Textauszug ▸
Haben Sie sich mal im Speerwurf versucht?

Das wäre vielleicht mal eine interessante Abwechslung. Aber ich habe es noch nie gemacht.

Ihre Abwürfe sind nämlich nicht schlecht. Wie weit können Sie denn einen Fußball werfen?

Mit Anlauf … ich schätze mal bis zehn Meter hinter die Mittellinie.

Etwas Anlauf scheint die Mannschaft auch für den Start der Rückrunde gebraucht zu haben, sodass sich manch Babelsberger Anhänger an die eher mäßigen Rückserien der vergangenen Spielzeiten erinnert fühlte. Warum wird es diesmal gar nicht so schlecht?

Wir haben in der Hinrunde schon gezeigt, was wir können und dass wir in meinen Augen spielerisch die dominanteste Mannschaft der Liga sind. Ich glaube, jeder von uns hat das klare Ziel, zu beweisen, dass da noch mehr drin ist. Dass wir in der Lage sind, die Spiele, die wir dominieren, auch zu gewinnen und nicht nur ein Unentschieden rausholen. Wir wollen einfach noch eine Schippe drauflegen, haben einfach Bock, Fußball zu spielen und den anderen Mannschaften und der Liga zu beweisen, was bei uns geht und was den SV Babelsberg ausmacht.

Woher kommt dieser Spirit in einem Umfeld, das ja nicht einfach ist: Die wirtschaftlichen Möglichkeiten des SVB sind begrenzt, sodass es derzeit sportlich sicherlich auch Grenzen gibt, um ganz oben mitzuspielen. Wie gelingt es dem Team, ständig einen hohen Qualitätsanspruch zu entwickeln?

Dieser Geist wächst tatsächlich aus der Überzeugung, dass wir fußballerisch die beste Mannschaft in der Liga sind. Das kann ich absolut so selbstbewusst sagen. Und wir wollen das wirklich in jedem Spiel beweisen. Dazu kommen die Heimspiele, Freitagabend, Flutlicht: Für Spieler wie mich, die bislang nur in zweiten Mannschaften gespielt haben, ist das etwas komplett Neues und absolut Geiles, was einfach nur Spaß macht. Und auswärts, wo du oft Gegner hast, die mit langen Bällen arbeiten, wollen wir zeigen, wie man wirklich Fußball spielt. Das ist unser Antrieb.

Ihr Trainer Cem Efe hat vor der Winterpause gemeint, dass er schlecht schlafen könne, weil er so viele Ideen im Kopf habe, die er gern im Training umsetzen möchte. Spüren Sie das im Training?

Auf jeden Fall, gerade bei Taktikeinheiten. Da merkt man, dass der Trainer während er die eine Idee ausspricht, die nächste schon im Kopf hat. Da kommt sehr viel auf uns zu, was uns aber hilft, besser zu werden.

Merken Sie Fortschritte, die die Mannschaft auch im Training macht?

[Daten zur Layoutanalyse von Dokumenten]
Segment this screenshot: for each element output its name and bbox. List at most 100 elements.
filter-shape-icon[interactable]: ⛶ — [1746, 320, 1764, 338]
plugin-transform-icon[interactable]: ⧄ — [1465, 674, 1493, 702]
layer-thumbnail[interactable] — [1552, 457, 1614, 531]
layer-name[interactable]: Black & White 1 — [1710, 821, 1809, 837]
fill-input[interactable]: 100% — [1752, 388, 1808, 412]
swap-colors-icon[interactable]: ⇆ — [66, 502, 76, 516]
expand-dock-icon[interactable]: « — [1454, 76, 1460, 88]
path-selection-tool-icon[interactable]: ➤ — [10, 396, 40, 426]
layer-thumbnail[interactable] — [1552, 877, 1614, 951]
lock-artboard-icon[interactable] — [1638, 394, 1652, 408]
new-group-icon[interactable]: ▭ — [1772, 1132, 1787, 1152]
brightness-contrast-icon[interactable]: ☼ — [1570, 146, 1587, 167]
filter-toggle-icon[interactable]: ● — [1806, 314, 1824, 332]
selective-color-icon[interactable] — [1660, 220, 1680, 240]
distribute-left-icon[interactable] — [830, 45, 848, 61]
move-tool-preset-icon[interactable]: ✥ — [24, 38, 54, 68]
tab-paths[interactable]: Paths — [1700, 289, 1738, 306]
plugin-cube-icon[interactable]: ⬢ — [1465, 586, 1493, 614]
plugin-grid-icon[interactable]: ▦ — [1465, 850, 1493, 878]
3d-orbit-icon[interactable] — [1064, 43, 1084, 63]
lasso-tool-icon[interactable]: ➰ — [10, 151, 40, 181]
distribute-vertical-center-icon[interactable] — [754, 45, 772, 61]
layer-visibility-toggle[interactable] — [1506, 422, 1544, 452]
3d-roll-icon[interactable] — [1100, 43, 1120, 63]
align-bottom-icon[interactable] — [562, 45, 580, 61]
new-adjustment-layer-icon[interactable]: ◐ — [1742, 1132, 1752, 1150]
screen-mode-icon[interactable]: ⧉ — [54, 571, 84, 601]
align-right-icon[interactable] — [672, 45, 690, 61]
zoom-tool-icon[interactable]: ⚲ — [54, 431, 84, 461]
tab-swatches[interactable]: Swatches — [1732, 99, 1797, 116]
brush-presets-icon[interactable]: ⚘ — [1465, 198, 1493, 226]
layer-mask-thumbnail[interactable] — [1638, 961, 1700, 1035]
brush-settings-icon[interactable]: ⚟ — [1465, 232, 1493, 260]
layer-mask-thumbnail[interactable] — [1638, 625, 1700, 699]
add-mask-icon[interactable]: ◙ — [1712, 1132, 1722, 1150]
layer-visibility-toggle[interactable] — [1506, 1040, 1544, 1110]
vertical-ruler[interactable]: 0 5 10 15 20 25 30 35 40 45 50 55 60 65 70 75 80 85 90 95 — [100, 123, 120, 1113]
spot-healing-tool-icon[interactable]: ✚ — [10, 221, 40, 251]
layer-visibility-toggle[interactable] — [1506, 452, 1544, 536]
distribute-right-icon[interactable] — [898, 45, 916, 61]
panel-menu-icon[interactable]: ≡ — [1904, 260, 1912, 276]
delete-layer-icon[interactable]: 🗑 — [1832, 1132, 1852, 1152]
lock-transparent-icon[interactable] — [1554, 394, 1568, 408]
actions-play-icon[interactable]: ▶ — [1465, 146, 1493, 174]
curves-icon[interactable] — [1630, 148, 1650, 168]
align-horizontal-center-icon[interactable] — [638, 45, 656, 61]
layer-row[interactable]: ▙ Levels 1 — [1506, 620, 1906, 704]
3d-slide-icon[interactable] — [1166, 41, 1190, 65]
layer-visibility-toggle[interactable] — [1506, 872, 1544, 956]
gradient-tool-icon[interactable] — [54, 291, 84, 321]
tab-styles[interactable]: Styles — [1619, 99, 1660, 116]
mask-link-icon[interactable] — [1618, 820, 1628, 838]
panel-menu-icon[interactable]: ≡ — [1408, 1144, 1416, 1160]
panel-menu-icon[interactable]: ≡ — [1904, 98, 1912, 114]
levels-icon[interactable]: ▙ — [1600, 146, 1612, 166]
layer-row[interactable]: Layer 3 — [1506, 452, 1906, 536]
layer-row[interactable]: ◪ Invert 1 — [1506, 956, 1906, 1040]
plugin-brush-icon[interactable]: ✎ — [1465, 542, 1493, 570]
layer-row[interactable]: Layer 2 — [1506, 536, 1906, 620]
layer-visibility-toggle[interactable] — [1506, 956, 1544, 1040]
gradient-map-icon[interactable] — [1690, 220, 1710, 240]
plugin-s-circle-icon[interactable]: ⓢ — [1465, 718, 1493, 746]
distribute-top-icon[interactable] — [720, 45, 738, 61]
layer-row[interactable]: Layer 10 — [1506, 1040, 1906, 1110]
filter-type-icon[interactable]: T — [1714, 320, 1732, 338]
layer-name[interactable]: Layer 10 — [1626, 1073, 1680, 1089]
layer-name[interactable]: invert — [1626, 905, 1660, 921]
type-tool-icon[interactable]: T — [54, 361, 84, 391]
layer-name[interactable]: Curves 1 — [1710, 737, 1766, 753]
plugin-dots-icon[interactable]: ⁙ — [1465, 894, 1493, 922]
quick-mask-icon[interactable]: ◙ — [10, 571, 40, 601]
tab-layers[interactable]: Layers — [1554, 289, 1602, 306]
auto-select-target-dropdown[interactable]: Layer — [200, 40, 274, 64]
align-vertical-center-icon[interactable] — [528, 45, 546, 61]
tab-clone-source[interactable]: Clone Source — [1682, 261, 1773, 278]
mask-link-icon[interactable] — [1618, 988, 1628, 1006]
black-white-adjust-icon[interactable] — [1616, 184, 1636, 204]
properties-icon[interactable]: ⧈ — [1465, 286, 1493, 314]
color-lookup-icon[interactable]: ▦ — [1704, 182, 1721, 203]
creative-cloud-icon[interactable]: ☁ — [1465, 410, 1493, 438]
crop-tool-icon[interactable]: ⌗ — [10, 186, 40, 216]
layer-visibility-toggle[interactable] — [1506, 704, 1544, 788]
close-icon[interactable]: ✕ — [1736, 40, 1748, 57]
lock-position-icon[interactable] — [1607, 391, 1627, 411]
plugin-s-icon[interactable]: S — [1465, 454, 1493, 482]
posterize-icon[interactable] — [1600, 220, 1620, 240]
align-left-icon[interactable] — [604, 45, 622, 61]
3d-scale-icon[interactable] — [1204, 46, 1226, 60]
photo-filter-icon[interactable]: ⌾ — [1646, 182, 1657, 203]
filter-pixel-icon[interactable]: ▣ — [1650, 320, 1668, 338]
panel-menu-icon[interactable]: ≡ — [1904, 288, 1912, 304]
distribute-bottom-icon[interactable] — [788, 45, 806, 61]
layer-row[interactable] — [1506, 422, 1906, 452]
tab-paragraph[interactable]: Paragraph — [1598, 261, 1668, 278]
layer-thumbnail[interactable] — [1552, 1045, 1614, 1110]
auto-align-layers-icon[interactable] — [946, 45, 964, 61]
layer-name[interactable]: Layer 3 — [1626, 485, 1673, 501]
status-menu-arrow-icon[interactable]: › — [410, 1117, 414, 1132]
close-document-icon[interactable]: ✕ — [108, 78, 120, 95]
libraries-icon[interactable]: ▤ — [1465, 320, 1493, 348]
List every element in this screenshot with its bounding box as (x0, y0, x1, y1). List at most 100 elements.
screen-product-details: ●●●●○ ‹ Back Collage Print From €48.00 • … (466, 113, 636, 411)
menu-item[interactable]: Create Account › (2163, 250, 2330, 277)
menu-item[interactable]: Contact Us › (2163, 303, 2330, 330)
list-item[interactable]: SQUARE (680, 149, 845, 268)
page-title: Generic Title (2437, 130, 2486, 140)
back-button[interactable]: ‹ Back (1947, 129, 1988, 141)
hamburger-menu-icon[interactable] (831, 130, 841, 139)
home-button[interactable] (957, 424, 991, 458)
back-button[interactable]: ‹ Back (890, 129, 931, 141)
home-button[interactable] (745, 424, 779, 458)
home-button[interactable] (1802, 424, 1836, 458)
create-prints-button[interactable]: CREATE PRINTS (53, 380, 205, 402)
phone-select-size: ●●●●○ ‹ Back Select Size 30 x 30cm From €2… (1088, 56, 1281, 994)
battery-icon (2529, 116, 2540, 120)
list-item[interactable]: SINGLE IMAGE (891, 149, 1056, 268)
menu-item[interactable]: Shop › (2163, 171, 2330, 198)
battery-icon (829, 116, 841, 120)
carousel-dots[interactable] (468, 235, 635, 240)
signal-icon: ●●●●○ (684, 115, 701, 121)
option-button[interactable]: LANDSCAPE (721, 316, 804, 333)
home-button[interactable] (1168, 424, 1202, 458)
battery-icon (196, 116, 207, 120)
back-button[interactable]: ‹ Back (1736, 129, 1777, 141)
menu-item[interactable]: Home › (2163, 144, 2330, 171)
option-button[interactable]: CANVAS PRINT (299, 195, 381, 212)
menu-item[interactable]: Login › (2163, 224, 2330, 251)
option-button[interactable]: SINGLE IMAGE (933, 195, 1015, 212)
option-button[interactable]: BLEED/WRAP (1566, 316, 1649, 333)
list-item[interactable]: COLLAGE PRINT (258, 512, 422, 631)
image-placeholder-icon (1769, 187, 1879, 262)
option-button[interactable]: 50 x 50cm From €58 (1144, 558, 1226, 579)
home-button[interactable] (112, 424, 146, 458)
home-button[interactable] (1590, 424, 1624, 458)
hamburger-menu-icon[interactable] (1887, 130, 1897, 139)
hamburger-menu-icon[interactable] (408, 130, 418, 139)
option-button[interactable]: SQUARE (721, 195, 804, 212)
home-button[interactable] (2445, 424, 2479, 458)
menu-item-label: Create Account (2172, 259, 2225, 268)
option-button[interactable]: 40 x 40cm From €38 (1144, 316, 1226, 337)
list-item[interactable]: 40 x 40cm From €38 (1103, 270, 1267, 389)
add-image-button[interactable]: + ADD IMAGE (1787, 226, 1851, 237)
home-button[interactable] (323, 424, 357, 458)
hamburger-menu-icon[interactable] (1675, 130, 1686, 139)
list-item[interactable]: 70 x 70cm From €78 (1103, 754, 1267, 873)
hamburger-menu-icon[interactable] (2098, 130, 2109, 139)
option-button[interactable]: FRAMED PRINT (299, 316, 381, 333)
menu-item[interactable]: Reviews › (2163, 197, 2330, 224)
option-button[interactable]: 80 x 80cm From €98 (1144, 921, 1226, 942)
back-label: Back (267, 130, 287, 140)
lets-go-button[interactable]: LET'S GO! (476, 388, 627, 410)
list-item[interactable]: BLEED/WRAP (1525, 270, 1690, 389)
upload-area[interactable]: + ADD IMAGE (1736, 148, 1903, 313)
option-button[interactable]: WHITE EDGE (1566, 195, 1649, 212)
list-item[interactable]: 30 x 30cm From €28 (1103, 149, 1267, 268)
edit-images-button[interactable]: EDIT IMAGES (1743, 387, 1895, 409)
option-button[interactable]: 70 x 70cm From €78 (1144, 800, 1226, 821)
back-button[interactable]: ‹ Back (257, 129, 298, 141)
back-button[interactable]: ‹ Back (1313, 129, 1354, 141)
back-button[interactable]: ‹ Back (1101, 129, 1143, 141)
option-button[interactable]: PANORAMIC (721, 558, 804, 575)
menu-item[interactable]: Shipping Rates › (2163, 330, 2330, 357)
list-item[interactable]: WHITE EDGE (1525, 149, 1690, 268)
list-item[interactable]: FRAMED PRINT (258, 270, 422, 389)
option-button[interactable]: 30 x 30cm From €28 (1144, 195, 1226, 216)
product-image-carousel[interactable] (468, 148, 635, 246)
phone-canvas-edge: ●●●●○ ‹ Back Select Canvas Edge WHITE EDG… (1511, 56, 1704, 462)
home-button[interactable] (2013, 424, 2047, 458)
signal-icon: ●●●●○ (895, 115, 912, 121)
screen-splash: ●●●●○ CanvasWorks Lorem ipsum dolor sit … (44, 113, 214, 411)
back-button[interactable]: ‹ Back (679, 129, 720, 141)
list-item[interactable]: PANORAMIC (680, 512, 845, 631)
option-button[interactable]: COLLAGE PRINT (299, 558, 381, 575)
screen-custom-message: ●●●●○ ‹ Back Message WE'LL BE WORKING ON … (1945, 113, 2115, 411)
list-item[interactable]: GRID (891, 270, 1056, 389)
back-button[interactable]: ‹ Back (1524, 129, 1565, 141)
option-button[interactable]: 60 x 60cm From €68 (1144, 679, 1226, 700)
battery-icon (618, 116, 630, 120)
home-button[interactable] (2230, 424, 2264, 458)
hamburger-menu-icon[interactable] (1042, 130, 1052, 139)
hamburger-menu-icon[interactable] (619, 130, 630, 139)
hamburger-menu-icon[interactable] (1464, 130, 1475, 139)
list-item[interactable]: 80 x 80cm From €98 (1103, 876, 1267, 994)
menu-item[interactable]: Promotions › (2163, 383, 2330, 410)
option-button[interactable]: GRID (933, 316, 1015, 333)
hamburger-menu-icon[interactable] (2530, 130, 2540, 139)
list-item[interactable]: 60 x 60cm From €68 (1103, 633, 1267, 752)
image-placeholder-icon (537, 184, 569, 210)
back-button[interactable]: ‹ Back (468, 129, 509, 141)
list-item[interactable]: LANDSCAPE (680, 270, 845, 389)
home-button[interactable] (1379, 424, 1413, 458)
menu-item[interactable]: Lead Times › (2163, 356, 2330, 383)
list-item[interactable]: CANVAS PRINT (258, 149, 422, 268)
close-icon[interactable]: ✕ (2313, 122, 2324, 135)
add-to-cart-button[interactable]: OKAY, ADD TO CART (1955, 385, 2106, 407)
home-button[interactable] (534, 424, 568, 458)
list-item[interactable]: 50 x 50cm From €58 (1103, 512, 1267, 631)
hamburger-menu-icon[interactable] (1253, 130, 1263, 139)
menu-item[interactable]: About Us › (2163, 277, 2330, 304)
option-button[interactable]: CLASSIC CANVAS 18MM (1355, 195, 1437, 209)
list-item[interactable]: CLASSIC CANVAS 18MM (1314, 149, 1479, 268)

Aufgabe ▸
Geben Sie aus dem Interview den Abschnitt von "Ihr Trainer Cem" bis einschließlich "besser zu werden." wortgetreu wieder. Stützen Sie sich dabei ausschließlich auf das Interview.

Antwort unten ▸
Ihr Trainer Cem Efe hat vor der Winterpause gemeint, dass er schlecht schlafen könne, weil er so viele Ideen im Kopf habe, die er gern im Training umsetzen möchte. Spüren Sie das im Training?

Auf jeden Fall, gerade bei Taktikeinheiten. Da merkt man, dass der Trainer während er die eine Idee ausspricht, die nächste schon im Kopf hat. Da kommt sehr viel auf uns zu, was uns aber hilft, besser zu werden.